What the exercise asks = Of all the lines in the records below, how many hold the word "frac"? Give the number alone.

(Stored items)
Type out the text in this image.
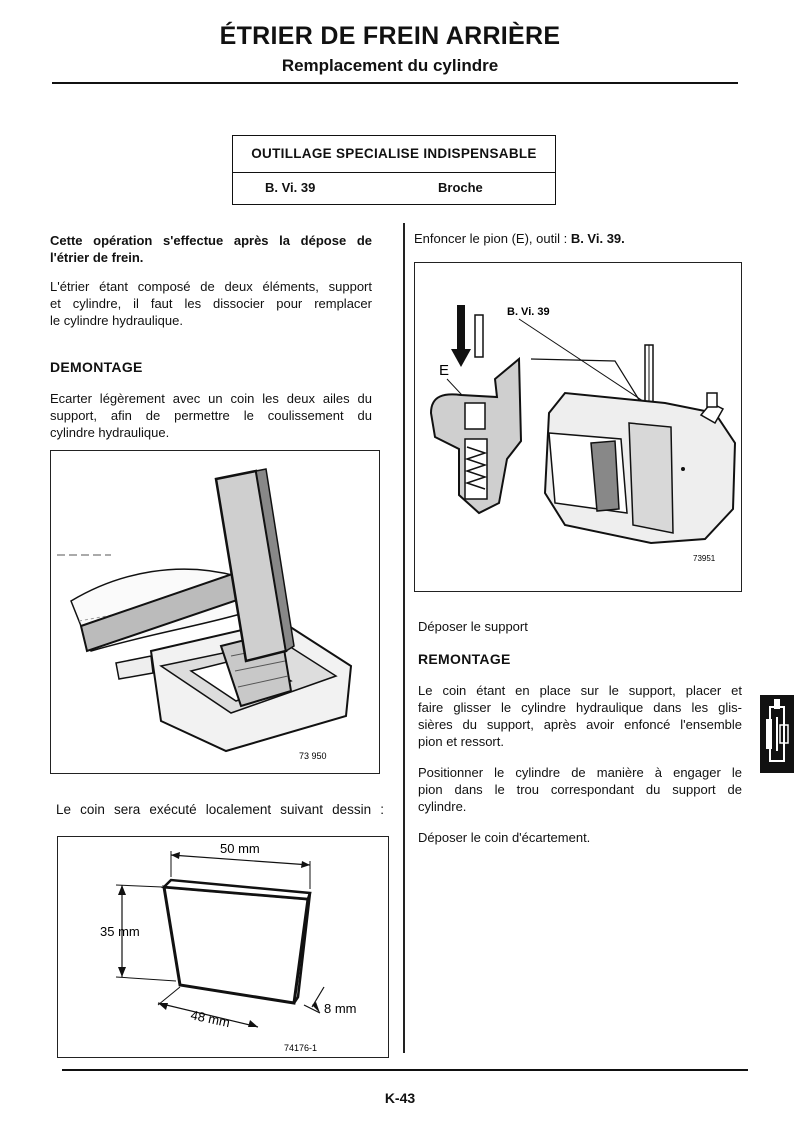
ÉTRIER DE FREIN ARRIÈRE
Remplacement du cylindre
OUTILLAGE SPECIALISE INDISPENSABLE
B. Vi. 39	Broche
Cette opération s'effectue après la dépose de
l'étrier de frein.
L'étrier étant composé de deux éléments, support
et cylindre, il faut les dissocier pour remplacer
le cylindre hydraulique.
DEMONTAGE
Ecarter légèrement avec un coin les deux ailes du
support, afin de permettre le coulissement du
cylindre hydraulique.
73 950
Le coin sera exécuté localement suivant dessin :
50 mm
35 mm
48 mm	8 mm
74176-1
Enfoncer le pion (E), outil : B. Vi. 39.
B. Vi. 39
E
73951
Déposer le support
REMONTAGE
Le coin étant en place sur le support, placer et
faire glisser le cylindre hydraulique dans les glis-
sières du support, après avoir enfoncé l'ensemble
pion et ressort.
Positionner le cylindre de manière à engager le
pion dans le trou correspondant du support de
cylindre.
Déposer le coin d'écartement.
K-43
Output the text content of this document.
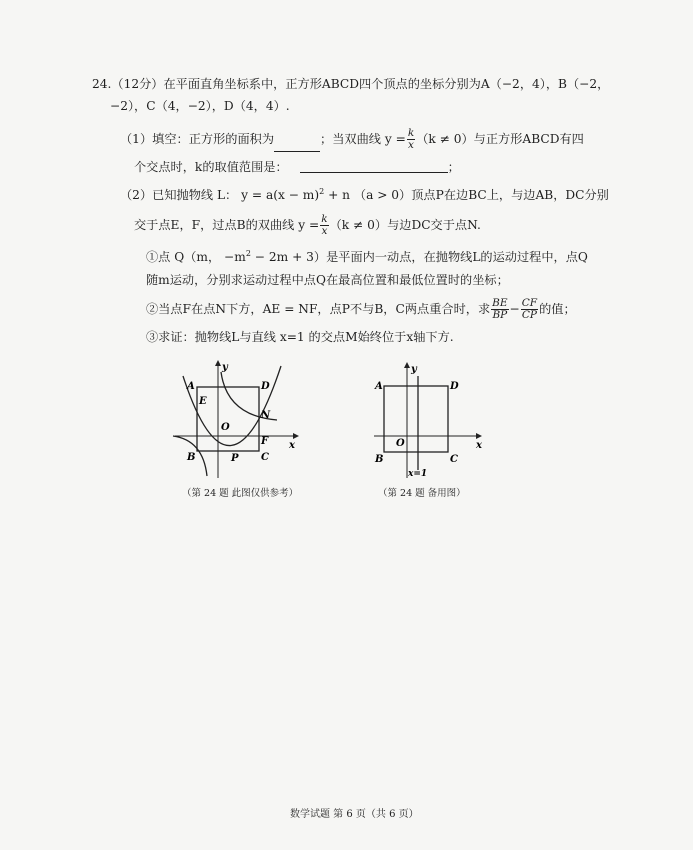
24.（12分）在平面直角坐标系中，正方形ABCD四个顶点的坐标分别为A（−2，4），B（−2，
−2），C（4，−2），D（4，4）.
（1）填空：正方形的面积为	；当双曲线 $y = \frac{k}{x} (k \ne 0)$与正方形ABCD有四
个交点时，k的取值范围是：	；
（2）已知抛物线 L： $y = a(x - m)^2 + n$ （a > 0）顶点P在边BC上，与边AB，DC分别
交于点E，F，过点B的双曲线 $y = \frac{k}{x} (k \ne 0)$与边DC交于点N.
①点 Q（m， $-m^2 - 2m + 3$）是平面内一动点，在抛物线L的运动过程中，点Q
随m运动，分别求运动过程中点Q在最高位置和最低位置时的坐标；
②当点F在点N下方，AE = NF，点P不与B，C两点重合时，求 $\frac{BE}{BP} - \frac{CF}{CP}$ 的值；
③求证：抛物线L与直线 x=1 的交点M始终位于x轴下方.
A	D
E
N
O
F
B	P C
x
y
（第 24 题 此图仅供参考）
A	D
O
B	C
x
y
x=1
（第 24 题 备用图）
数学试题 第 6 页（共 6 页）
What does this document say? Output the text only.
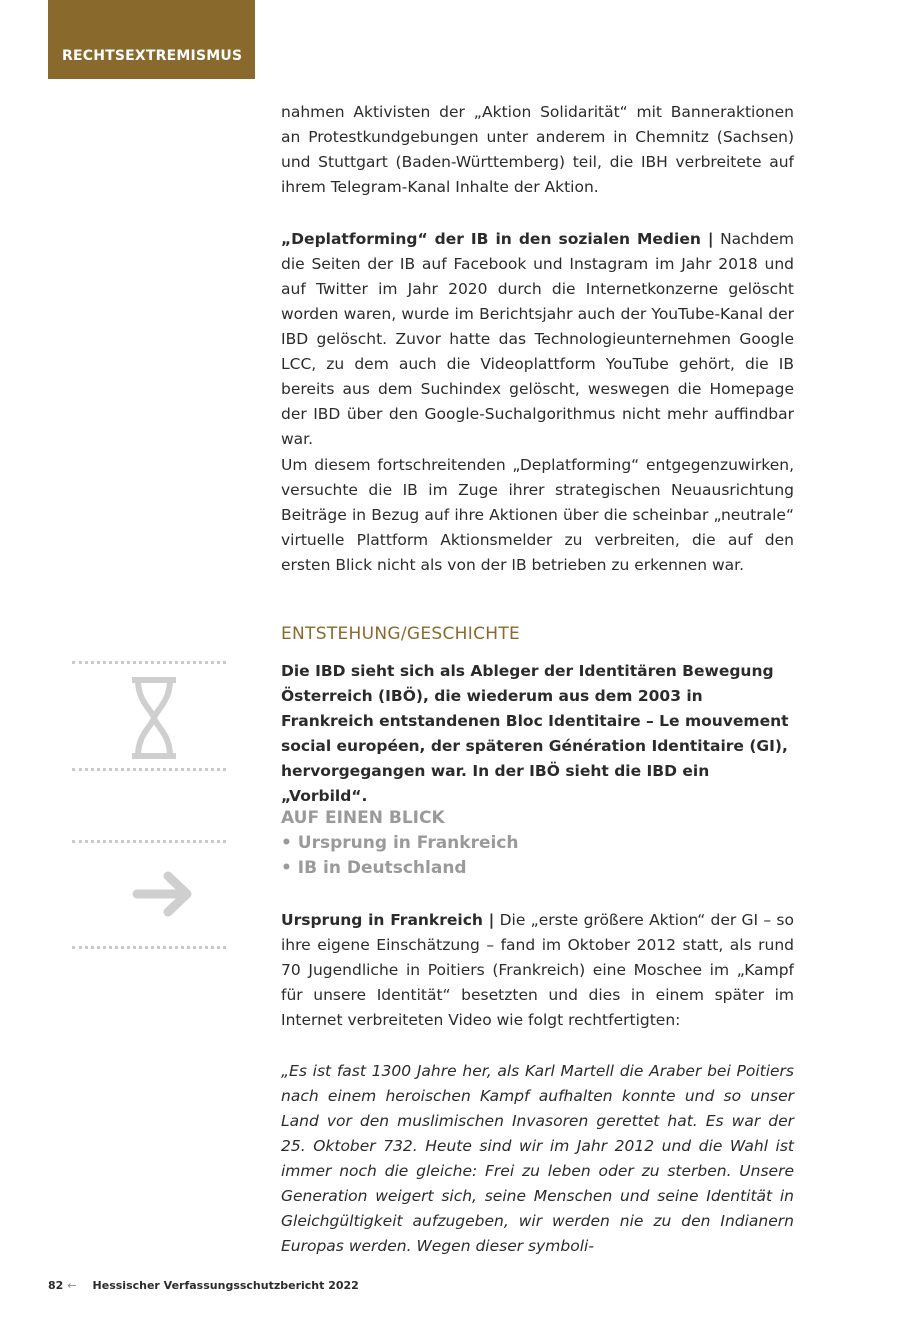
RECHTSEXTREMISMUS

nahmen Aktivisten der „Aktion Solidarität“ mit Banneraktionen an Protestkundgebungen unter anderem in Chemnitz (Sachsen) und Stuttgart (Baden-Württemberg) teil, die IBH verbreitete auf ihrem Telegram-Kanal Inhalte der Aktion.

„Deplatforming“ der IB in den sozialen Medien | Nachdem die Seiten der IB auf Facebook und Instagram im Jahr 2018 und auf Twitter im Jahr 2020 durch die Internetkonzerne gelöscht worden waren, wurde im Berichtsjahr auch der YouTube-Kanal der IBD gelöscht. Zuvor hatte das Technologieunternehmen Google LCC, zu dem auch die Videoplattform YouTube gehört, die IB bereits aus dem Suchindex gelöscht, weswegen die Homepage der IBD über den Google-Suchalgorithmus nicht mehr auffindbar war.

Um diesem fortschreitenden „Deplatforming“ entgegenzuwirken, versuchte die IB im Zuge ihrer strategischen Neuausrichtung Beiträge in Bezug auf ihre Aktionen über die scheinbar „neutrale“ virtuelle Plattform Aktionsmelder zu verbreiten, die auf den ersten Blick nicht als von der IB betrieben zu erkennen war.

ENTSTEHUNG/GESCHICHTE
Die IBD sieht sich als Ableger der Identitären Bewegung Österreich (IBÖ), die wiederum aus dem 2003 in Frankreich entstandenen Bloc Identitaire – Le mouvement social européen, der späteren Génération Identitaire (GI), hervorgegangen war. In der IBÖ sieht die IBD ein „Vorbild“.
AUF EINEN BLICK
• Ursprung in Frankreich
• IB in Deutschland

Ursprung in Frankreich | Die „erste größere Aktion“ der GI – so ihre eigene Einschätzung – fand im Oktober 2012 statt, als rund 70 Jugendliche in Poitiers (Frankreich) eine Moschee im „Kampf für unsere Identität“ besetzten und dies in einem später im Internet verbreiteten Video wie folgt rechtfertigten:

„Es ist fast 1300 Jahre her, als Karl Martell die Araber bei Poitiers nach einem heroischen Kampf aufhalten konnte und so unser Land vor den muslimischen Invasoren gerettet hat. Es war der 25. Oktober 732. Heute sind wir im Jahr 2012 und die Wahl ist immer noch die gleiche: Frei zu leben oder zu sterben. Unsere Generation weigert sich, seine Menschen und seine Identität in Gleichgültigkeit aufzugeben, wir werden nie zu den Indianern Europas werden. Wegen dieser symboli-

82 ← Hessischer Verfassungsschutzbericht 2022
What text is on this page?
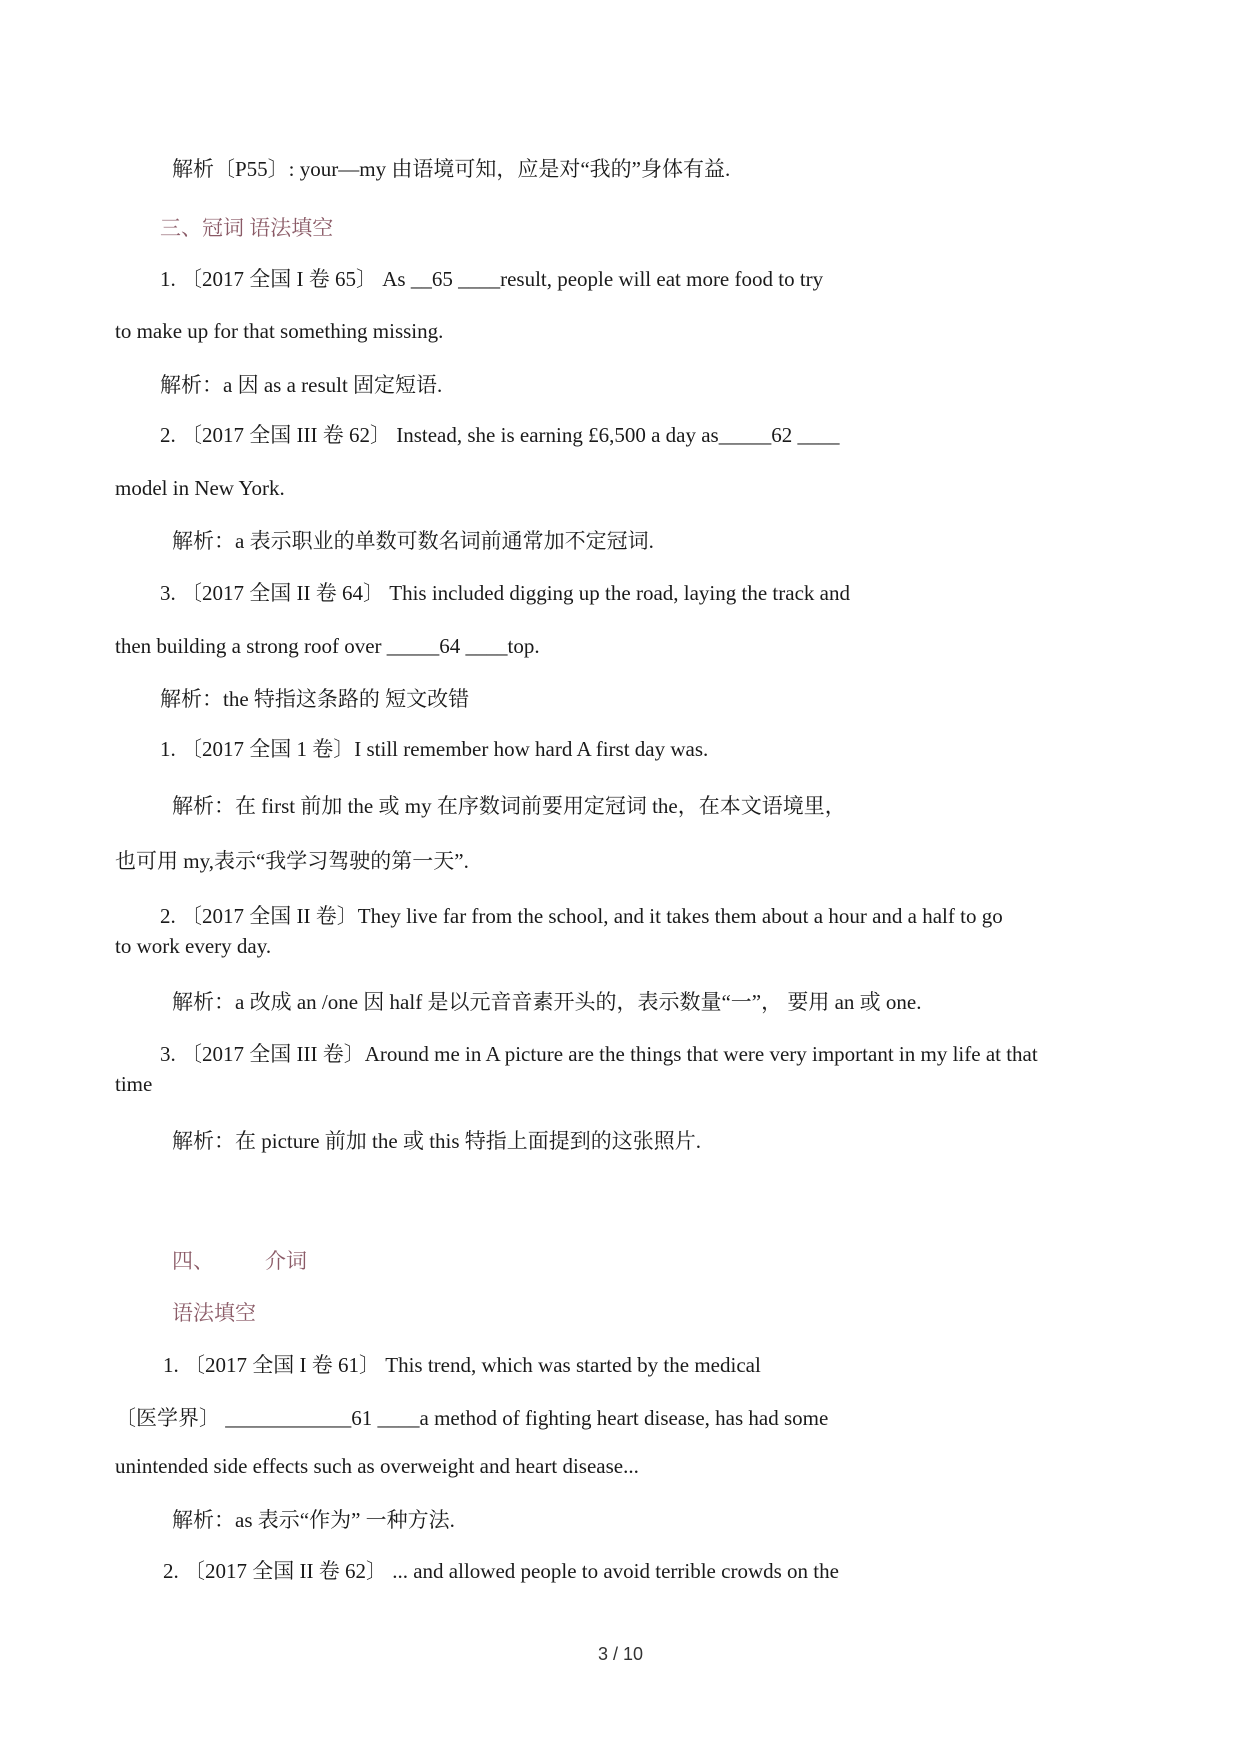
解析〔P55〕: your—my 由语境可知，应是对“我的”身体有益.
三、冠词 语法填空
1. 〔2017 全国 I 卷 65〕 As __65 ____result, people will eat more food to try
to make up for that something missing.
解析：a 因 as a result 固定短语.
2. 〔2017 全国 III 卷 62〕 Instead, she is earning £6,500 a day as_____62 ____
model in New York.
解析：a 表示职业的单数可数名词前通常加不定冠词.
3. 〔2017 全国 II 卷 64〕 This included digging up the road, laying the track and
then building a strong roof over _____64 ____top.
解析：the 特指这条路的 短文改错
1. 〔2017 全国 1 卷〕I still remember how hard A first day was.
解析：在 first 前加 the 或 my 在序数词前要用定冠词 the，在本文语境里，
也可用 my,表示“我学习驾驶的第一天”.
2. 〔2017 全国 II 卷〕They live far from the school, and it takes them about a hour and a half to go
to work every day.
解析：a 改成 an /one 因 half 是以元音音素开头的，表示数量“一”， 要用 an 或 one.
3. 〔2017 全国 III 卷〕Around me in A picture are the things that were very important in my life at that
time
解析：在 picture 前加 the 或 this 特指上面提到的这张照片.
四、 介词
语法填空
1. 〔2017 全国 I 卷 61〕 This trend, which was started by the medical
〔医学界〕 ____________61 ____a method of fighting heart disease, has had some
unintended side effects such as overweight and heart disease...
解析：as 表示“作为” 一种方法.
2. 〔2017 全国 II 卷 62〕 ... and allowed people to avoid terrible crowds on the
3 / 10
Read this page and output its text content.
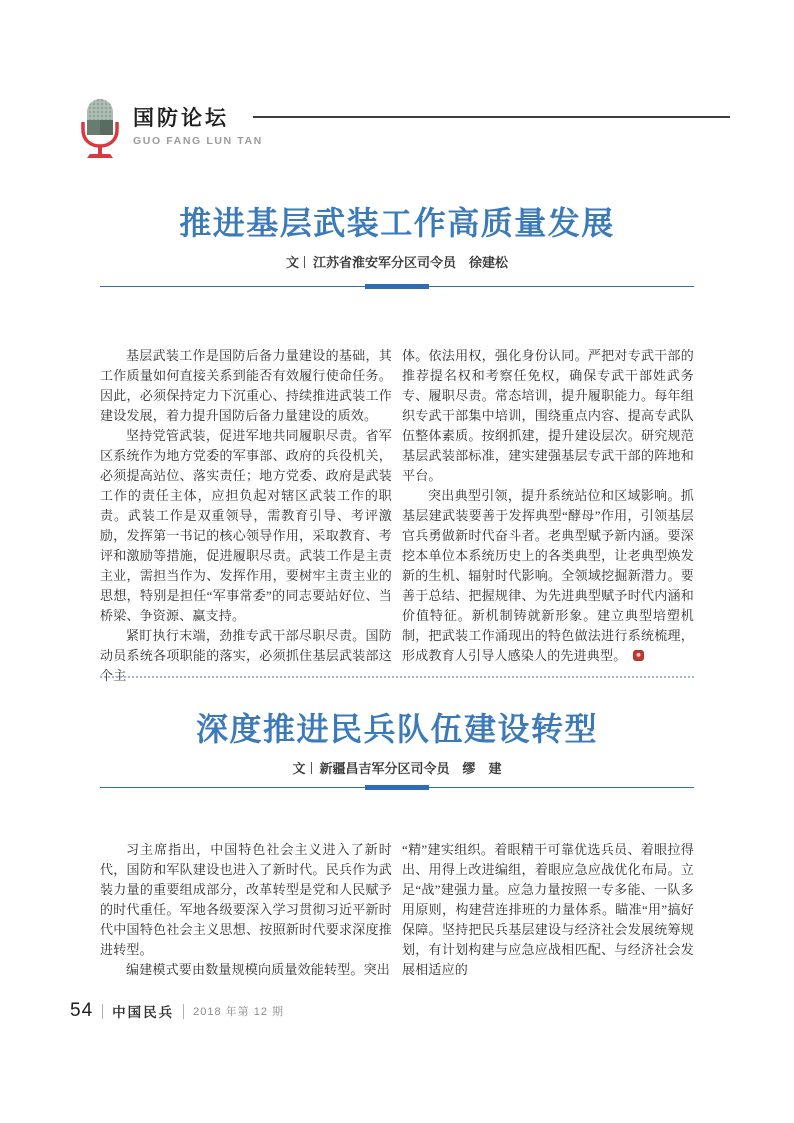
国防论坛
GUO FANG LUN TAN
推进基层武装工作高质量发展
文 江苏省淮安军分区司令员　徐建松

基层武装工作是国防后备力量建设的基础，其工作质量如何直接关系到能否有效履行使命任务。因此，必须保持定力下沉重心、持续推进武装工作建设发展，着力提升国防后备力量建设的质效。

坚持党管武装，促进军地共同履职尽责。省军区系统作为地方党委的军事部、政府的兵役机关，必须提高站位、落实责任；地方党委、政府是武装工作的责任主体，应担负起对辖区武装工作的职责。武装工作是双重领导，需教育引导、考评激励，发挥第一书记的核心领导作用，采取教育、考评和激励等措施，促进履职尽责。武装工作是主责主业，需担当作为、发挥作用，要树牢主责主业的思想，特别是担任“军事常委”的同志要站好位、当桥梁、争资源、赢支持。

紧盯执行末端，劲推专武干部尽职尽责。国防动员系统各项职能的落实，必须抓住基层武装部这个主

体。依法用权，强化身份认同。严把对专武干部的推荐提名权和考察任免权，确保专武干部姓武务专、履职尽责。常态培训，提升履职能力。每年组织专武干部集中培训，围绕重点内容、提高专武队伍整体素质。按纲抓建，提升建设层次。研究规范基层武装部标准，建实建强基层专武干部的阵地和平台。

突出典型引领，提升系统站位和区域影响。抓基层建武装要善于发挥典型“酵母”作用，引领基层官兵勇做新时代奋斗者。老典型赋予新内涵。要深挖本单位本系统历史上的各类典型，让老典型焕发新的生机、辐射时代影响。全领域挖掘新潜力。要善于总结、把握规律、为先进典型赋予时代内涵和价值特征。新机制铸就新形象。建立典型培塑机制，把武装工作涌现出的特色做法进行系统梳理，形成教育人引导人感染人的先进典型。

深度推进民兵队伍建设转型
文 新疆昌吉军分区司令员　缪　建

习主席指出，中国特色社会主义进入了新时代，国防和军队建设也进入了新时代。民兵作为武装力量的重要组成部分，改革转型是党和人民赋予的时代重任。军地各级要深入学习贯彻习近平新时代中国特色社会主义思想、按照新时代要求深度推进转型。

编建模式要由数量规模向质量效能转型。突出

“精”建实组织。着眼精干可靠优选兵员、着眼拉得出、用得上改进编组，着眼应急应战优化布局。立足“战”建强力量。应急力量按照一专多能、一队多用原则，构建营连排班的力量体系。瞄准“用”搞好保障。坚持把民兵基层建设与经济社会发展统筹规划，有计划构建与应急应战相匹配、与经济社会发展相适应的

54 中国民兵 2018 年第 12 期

Exercise answer = 3